▸ **Given task**:
Extract the lines that carry the string "outline" from the listing.

[Records contained in a dataset]
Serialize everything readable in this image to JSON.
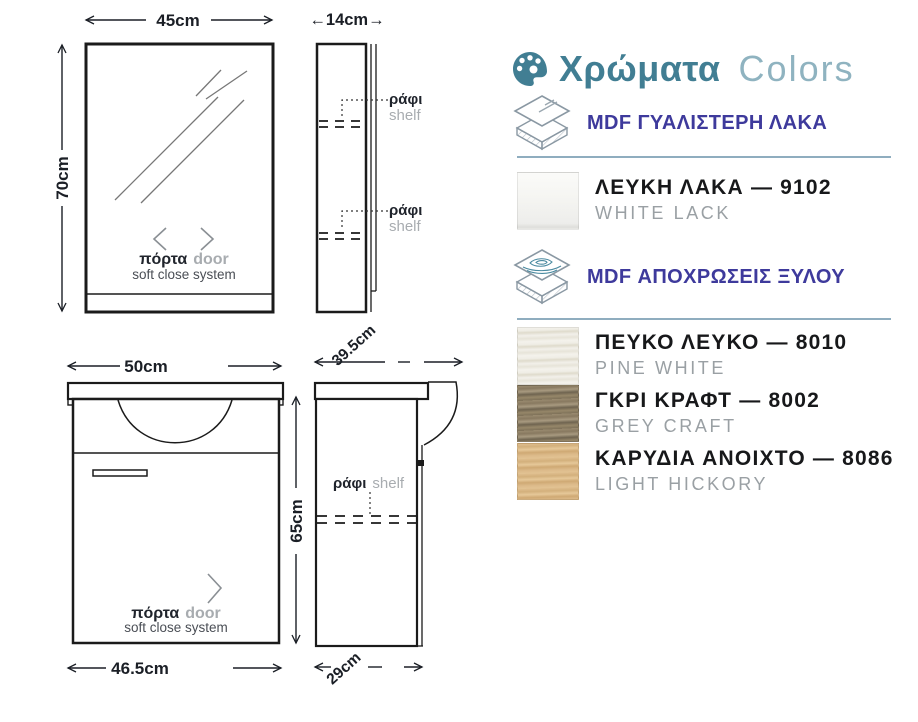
{
  "theme": {
    "accent_teal": "#417E93",
    "accent_teal_light": "#8FB3C0",
    "accent_purple": "#3E3A9C",
    "separator_line": "#8FADBF",
    "drawing_ink": "#1B1F26",
    "muted_grey": "#9AA0A4"
  },
  "drawings": {
    "labels": {
      "door_greek": "πόρτα",
      "door_english": "door",
      "soft_close": "soft close system",
      "shelf_greek": "ράφι",
      "shelf_english": "shelf"
    },
    "dimensions": {
      "mirror_width": "45cm",
      "mirror_height": "70cm",
      "mirror_depth": "←14cm→",
      "vanity_width_top": "50cm",
      "vanity_width_bottom": "46.5cm",
      "vanity_height": "65cm",
      "vanity_depth_top": "39.5cm",
      "vanity_depth_bottom": "29cm"
    }
  },
  "colors_panel": {
    "title_greek": "Χρώματα",
    "title_latin": "Colors",
    "sections": [
      {
        "material_label": "MDF ΓΥΑΛΙΣΤΕΡΗ ΛΑΚΑ",
        "icon": "mdf-gloss-lacquer-icon",
        "finishes": [
          {
            "title": "ΛΕΥΚΗ ΛΑΚΑ — 9102",
            "subtitle": "WHITE LACK",
            "swatch": "white-lack",
            "swatch_color": "#F2F2EF"
          }
        ]
      },
      {
        "material_label": "MDF ΑΠΟΧΡΩΣΕΙΣ ΞΥΛΟΥ",
        "icon": "mdf-wood-shades-icon",
        "finishes": [
          {
            "title": "ΠΕΥΚΟ ΛΕΥΚΟ — 8010",
            "subtitle": "PINE WHITE",
            "swatch": "pine-white",
            "swatch_color": "#F0EEE6"
          },
          {
            "title": "ΓΚΡΙ ΚΡΑΦΤ — 8002",
            "subtitle": "GREY CRAFT",
            "swatch": "grey-craft",
            "swatch_color": "#95866B"
          },
          {
            "title": "ΚΑΡΥΔΙΑ ΑΝΟΙΧΤΟ — 8086",
            "subtitle": "LIGHT HICKORY",
            "swatch": "light-hickory",
            "swatch_color": "#DCBA8A"
          }
        ]
      }
    ]
  }
}
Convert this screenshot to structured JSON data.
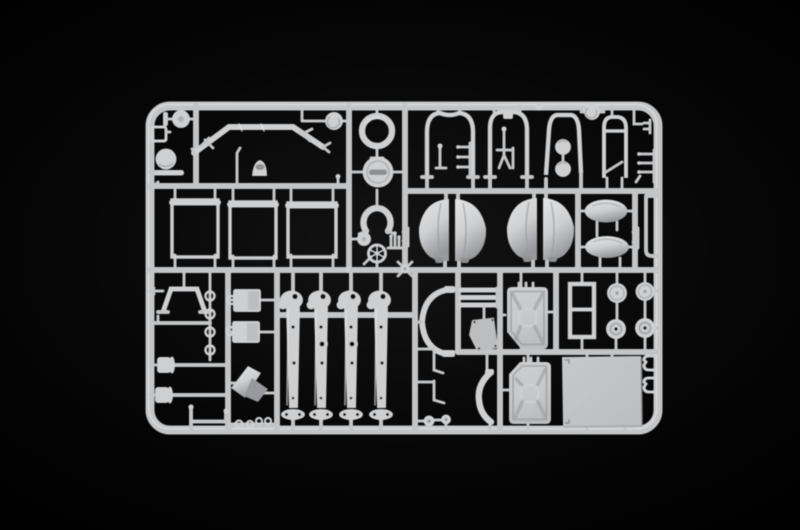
{
  "scene": {
    "description": "Photograph of a light grey injection-moulded plastic model kit sprue (parts tree) lying on a black background",
    "background_name": "black",
    "sprue_color_name": "light grey plastic"
  },
  "colors": {
    "background": "#000000",
    "plastic": "#c2c4c6",
    "plastic_light": "#cdcfd1",
    "plastic_hi": "#e3e5e6",
    "plastic_shadow": "#97999c",
    "panel": "#bbbdbf",
    "recess": "#8d8f92",
    "hole": "#0a0a0a"
  },
  "parts": [
    "outer-frame",
    "runner-grid",
    "wheel-disc",
    "storage-box-bracket",
    "drum-disc",
    "front-bumper-bar",
    "pulley-disc",
    "gear-lever",
    "seat-saddle",
    "window-frame-1",
    "window-frame-2",
    "window-frame-3",
    "spare-tyre-ring",
    "headlamp-cover-disc",
    "towing-horseshoe",
    "hub-cap-disc",
    "steering-wheel",
    "lever-cluster",
    "roll-bar-arch-1",
    "roll-bar-arch-2",
    "roll-bar-arch-3",
    "rung-bracket",
    "hook-pin",
    "a-frame-brace",
    "twin-lamps",
    "pulley-wheel",
    "fuel-tank-outline",
    "corner-pipes",
    "pin-bracket",
    "fender-shell-pair-1",
    "fender-shell-pair-2",
    "headlight-shell-upper",
    "headlight-shell-lower",
    "exhaust-pipe",
    "stand-bracket",
    "eyelet-chain",
    "tie-rod",
    "axle-hub-1",
    "axle-hub-2",
    "channel-bracket",
    "clevis-links",
    "engine-block-1",
    "engine-block-2",
    "funnel-horn",
    "fork-leg-1",
    "fork-leg-2",
    "fork-leg-3",
    "fork-leg-4",
    "windscreen-arc",
    "leaf-spring-stack",
    "seat-plate",
    "angle-rod-1",
    "angle-rod-2",
    "knob-caps",
    "mudguard-arc",
    "jerry-can-1",
    "jerry-can-2",
    "window-frame-4",
    "road-wheel-1",
    "road-wheel-2",
    "wheel-hub-1",
    "wheel-hub-2",
    "floor-panel",
    "latch-clip-1",
    "latch-clip-2"
  ]
}
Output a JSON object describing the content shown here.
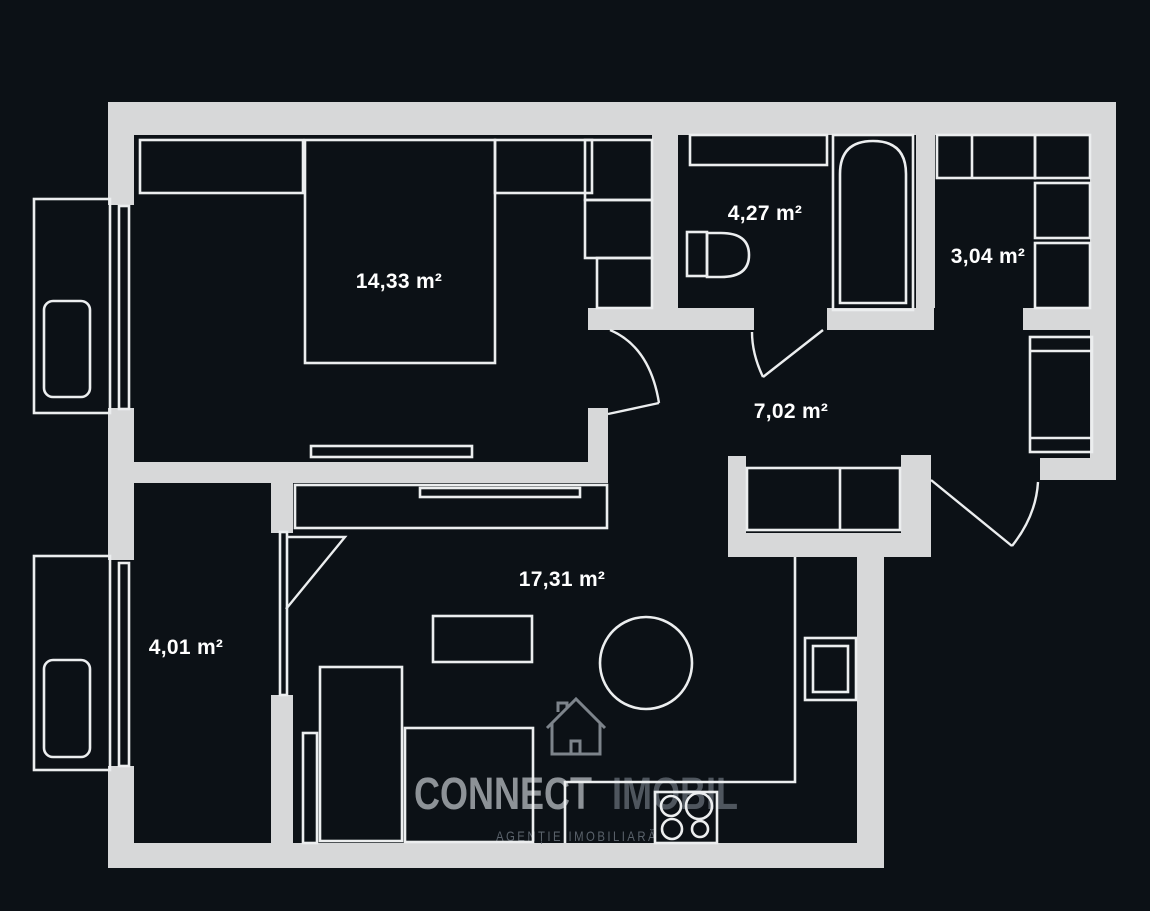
{
  "colors": {
    "background": "#0c1116",
    "wall": "#d7d8d9",
    "furniture_line": "#eceeef",
    "label_text": "#ffffff",
    "logo_primary": "#8d9297",
    "logo_secondary": "#4f565e",
    "tagline": "#5a626b",
    "watermark_icon": "#7d848b"
  },
  "branding": {
    "logo_primary": "CONNECT",
    "logo_secondary": "IMOBIL",
    "tagline": "AGENȚIE IMOBILIARĂ"
  },
  "rooms": [
    {
      "id": "bedroom",
      "area_label": "14,33 m²"
    },
    {
      "id": "bathroom",
      "area_label": "4,27 m²"
    },
    {
      "id": "dressing",
      "area_label": "3,04 m²"
    },
    {
      "id": "hallway",
      "area_label": "7,02 m²"
    },
    {
      "id": "small-room",
      "area_label": "4,01 m²"
    },
    {
      "id": "living-kitchen",
      "area_label": "17,31 m²"
    }
  ]
}
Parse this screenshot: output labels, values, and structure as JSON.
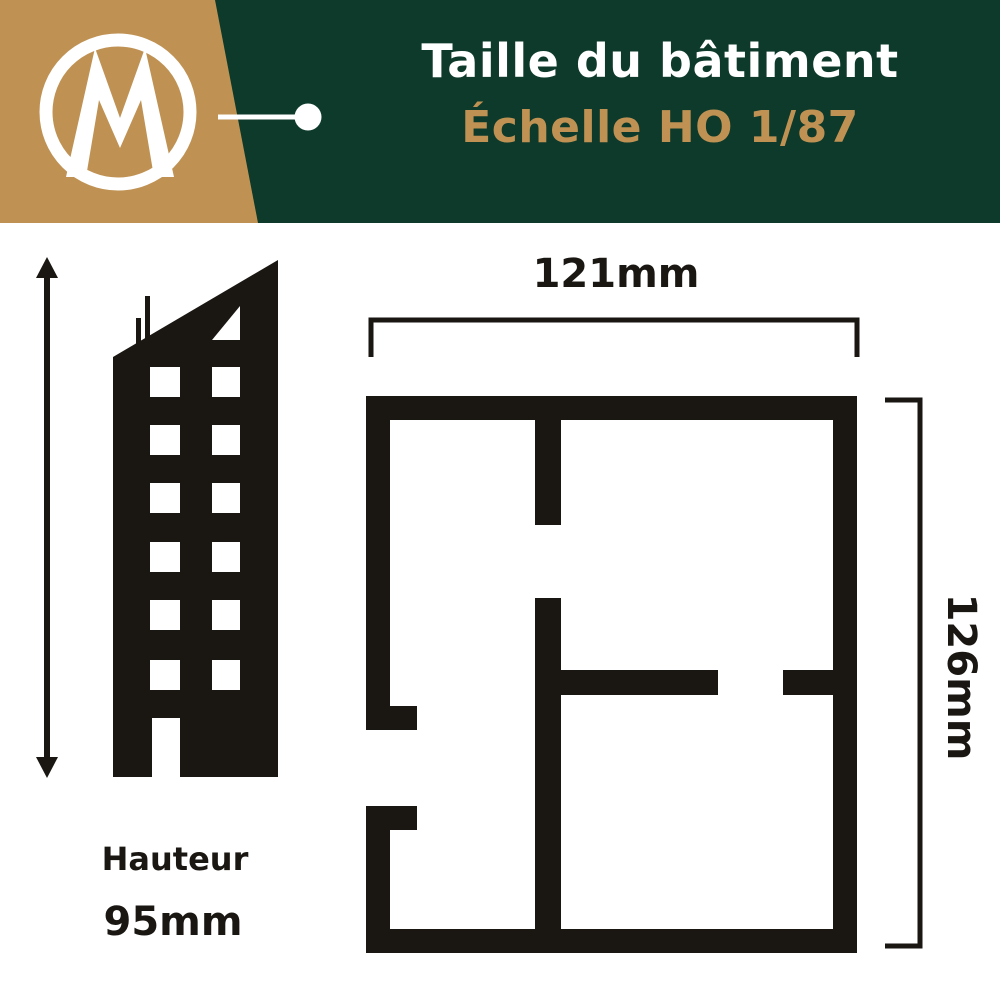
{
  "header": {
    "logo_letter": "M",
    "title": "Taille du bâtiment",
    "subtitle": "Échelle HO 1/87"
  },
  "building": {
    "height_label": "Hauteur",
    "height_value": "95mm"
  },
  "floor_plan": {
    "width_value": "121mm",
    "depth_value": "126mm"
  },
  "colors": {
    "header_green": "#0d3a2b",
    "brand_gold": "#bf9254",
    "ink_black": "#1a1612",
    "background_white": "#ffffff"
  },
  "icons": {
    "logo": "m-monogram-in-circle",
    "connector": "callout-line-with-dot",
    "height_arrow": "vertical-double-arrow",
    "building": "building-silhouette",
    "floor_plan": "floor-plan-outline"
  }
}
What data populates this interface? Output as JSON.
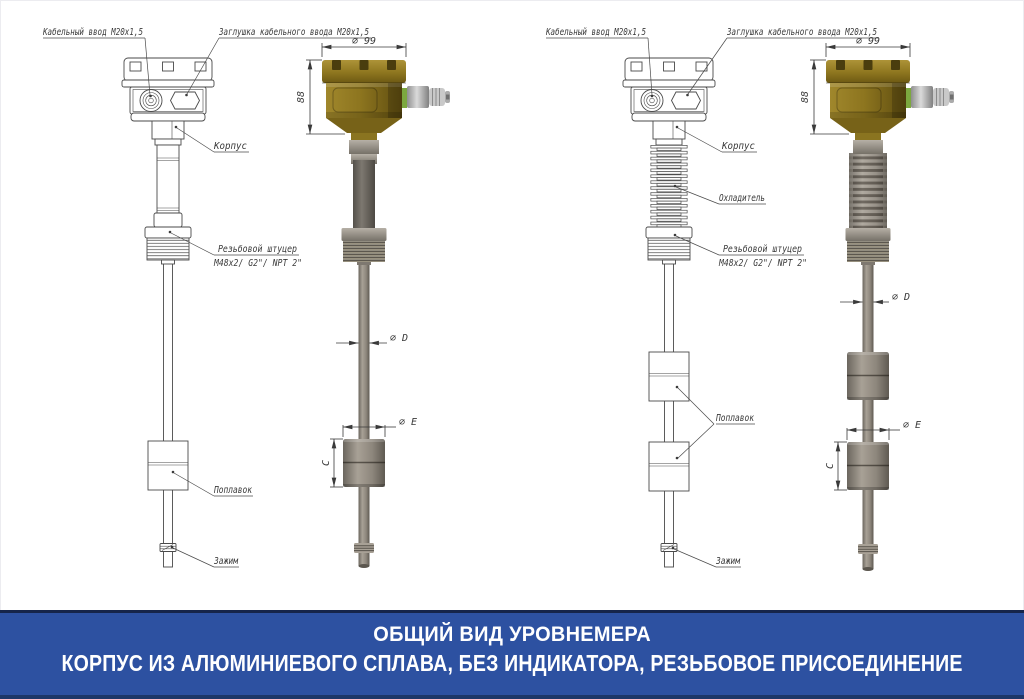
{
  "banner": {
    "title": "ОБЩИЙ ВИД УРОВНЕМЕРА",
    "subtitle": "КОРПУС ИЗ АЛЮМИНИЕВОГО СПЛАВА, БЕЗ ИНДИКАТОРА, РЕЗЬБОВОЕ ПРИСОЕДИНЕНИЕ",
    "background_color": "#2d51a1",
    "text_color": "#ffffff"
  },
  "callouts": {
    "cable_entry": "Кабельный ввод M20x1,5",
    "cable_plug": "Заглушка кабельного ввода M20x1,5",
    "housing": "Корпус",
    "cooler": "Охладитель",
    "thread_fitting_line1": "Резьбовой штуцер",
    "thread_fitting_line2": "M48x2/ G2\"/ NPT 2\"",
    "float": "Поплавок",
    "clamp": "Зажим"
  },
  "dimensions": {
    "head_diameter": "⌀ 99",
    "head_height": "88",
    "probe_diameter": "⌀ D",
    "float_diameter": "⌀ E",
    "float_height": "C"
  },
  "colors": {
    "housing_brass": "#8d751f",
    "metal_grey": "#948d82",
    "drawing_line": "#4a4a4a",
    "banner_blue": "#2d51a1"
  }
}
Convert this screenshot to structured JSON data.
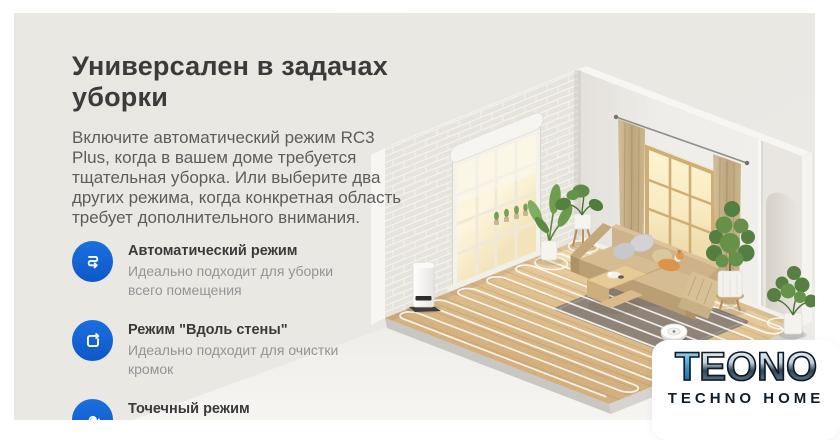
{
  "content": {
    "title": "Универсален в задачах уборки",
    "paragraph": "Включите автоматический режим RC3 Plus, когда в вашем доме требуется тщательная уборка. Или выберите два других режима, когда конкретная область требует дополнительного внимания.",
    "accent_color": "#1465d9",
    "title_color": "#3b3b3b",
    "body_color": "#5d5d5d",
    "features": [
      {
        "icon": "serpentine-route-icon",
        "title": "Автоматический режим",
        "description": "Идеально подходит для уборки всего помещения"
      },
      {
        "icon": "wall-follow-icon",
        "title": "Режим \"Вдоль стены\"",
        "description": "Идеально подходит для очистки кромок"
      },
      {
        "icon": "spiral-spot-icon",
        "title": "Точечный режим",
        "description": "Идеально подходит для очистки от стойких загрязнений"
      }
    ]
  },
  "logo": {
    "brand": "TEONO",
    "brand_initial": "T",
    "brand_rest": "EONO",
    "tagline": "TECHNO HOME",
    "accent_color": "#2e8fd0",
    "brand_color": "#16222e"
  }
}
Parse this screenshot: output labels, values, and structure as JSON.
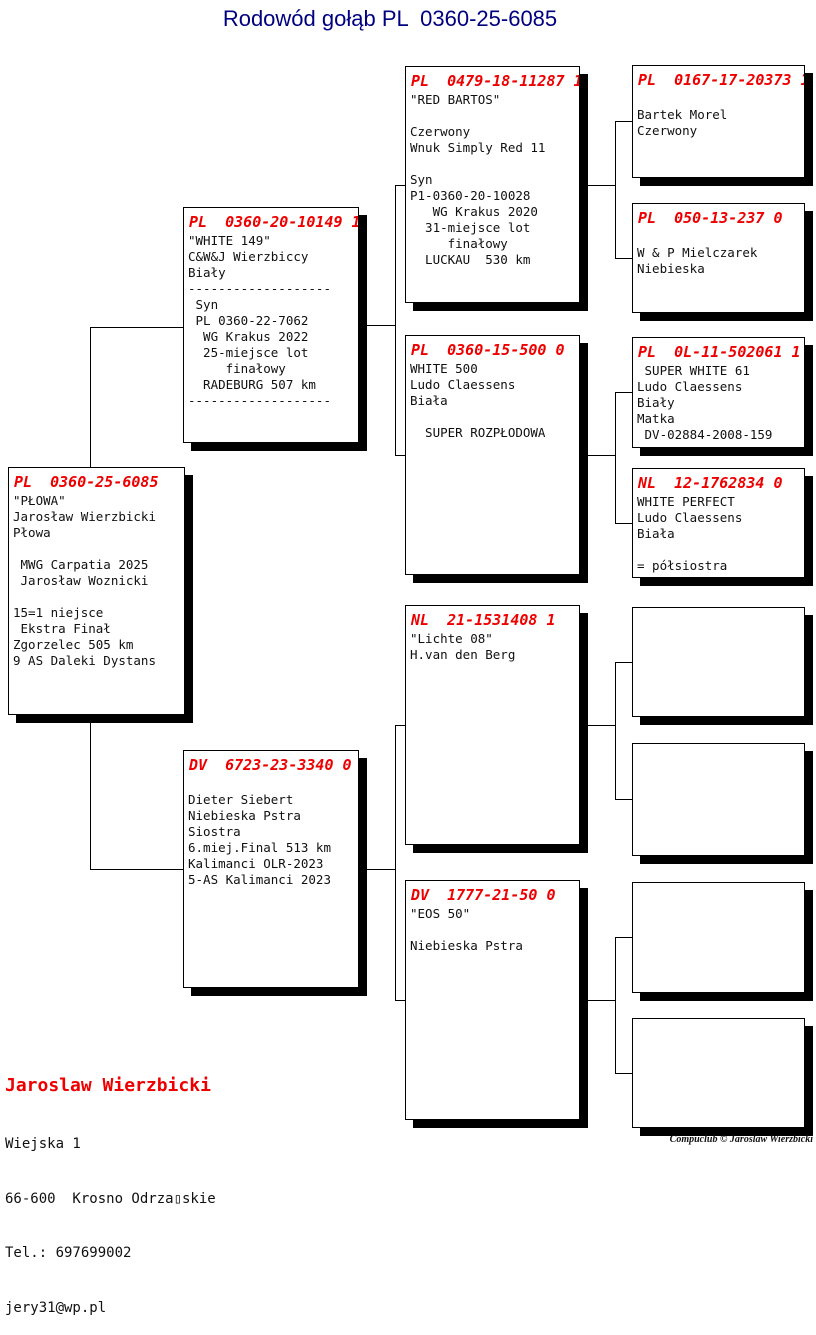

▸ **Result of the exercise**:
    "fuel-tank-outline",
    "floor_plan": "floor-plan-outline"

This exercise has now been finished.